● The data:
---*---

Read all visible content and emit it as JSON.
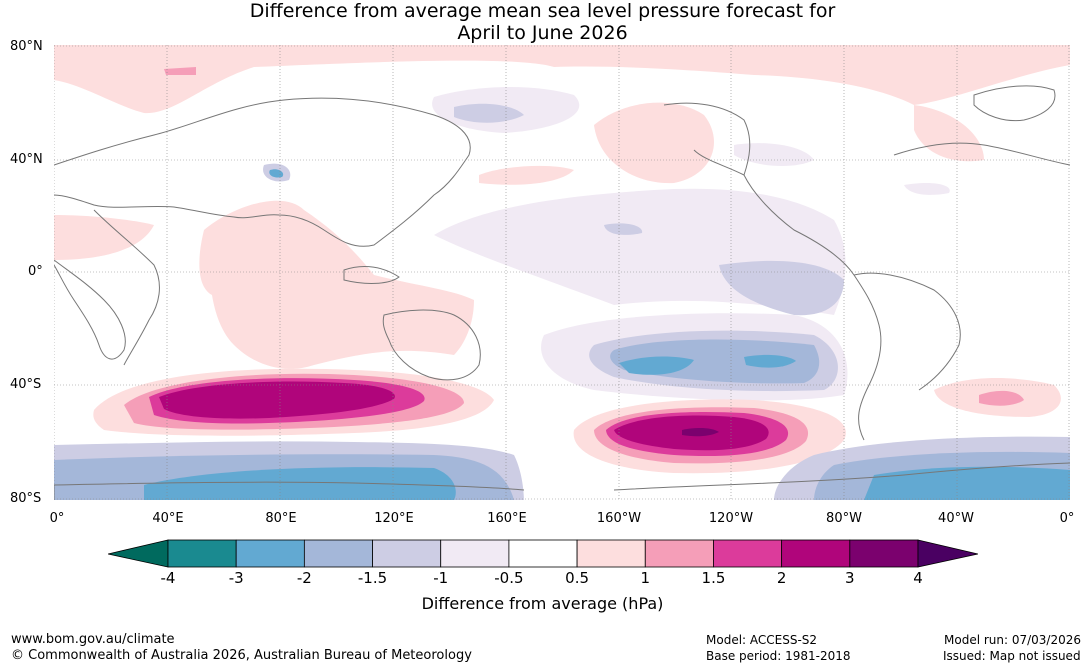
{
  "title": {
    "line1": "Difference from average mean sea level pressure forecast for",
    "line2": "April to June 2026"
  },
  "map": {
    "lat_labels": [
      "80°N",
      "40°N",
      "0°",
      "40°S",
      "80°S"
    ],
    "lon_labels": [
      "0°",
      "40°E",
      "80°E",
      "120°E",
      "160°E",
      "160°W",
      "120°W",
      "80°W",
      "40°W",
      "0°"
    ],
    "land_outline_color": "#777777",
    "grid_color": "#888888"
  },
  "legend": {
    "ticks": [
      "-4",
      "-3",
      "-2",
      "-1.5",
      "-1",
      "-0.5",
      "0.5",
      "1",
      "1.5",
      "2",
      "3",
      "4"
    ],
    "colors": [
      "#1a8a90",
      "#62a9d2",
      "#a4b7d9",
      "#cdcde4",
      "#f1eaf4",
      "#ffffff",
      "#fddede",
      "#f59eb8",
      "#dc3b9b",
      "#b0057b",
      "#7b016e"
    ],
    "extend_low_color": "#006a5e",
    "extend_high_color": "#4a0062",
    "label": "Difference from average (hPa)"
  },
  "footer": {
    "url": "www.bom.gov.au/climate",
    "copyright": "© Commonwealth of Australia 2026, Australian Bureau of Meteorology",
    "model": "Model: ACCESS-S2",
    "base_period": "Base period: 1981-2018",
    "model_run": "Model run: 07/03/2026",
    "issued": "Issued: Map not issued"
  }
}
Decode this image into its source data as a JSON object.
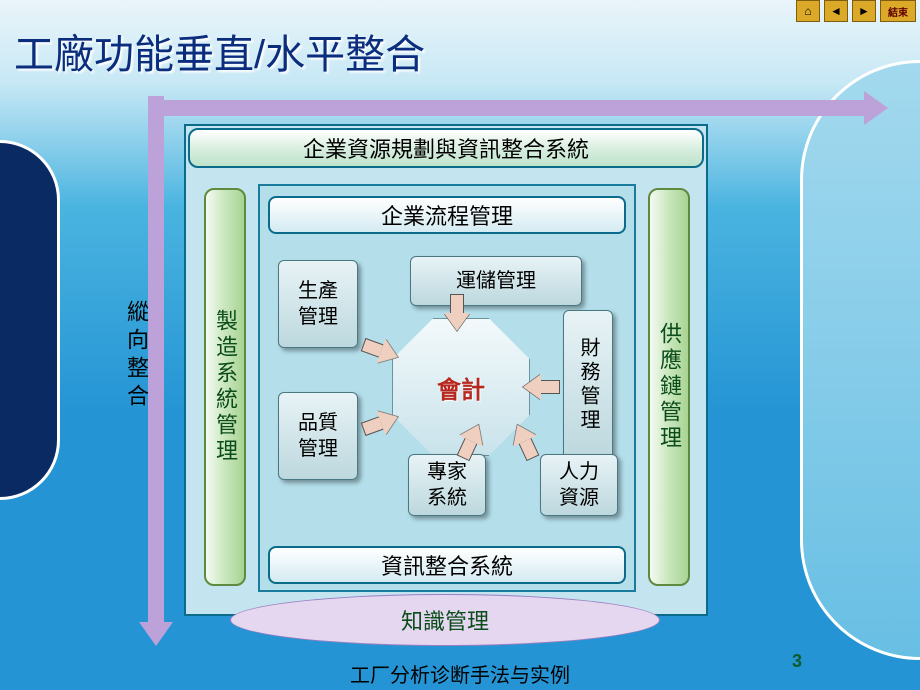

---*---

● Directions: Return to the listing above and set it down exactly, leaving out its pictures.

● Solution:
Read all visible content and emit it as JSON.
{
  "title": {
    "line1": "Difference from average mean sea level pressure forecast for",
    "line2": "April to June 2026"
  },
  "map": {
    "lat_labels": [
      "80°N",
      "40°N",
      "0°",
      "40°S",
      "80°S"
    ],
    "lon_labels": [
      "0°",
      "40°E",
      "80°E",
      "120°E",
      "160°E",
      "160°W",
      "120°W",
      "80°W",
      "40°W",
      "0°"
    ],
    "land_outline_color": "#777777",
    "grid_color": "#888888"
  },
  "legend": {
    "ticks": [
      "-4",
      "-3",
      "-2",
      "-1.5",
      "-1",
      "-0.5",
      "0.5",
      "1",
      "1.5",
      "2",
      "3",
      "4"
    ],
    "colors": [
      "#1a8a90",
      "#62a9d2",
      "#a4b7d9",
      "#cdcde4",
      "#f1eaf4",
      "#ffffff",
      "#fddede",
      "#f59eb8",
      "#dc3b9b",
      "#b0057b",
      "#7b016e"
    ],
    "extend_low_color": "#006a5e",
    "extend_high_color": "#4a0062",
    "label": "Difference from average (hPa)"
  },
  "footer": {
    "url": "www.bom.gov.au/climate",
    "copyright": "© Commonwealth of Australia 2026, Australian Bureau of Meteorology",
    "model": "Model: ACCESS-S2",
    "base_period": "Base period: 1981-2018",
    "model_run": "Model run: 07/03/2026",
    "issued": "Issued: Map not issued"
  }
}
Decode this image into its source data as a JSON object.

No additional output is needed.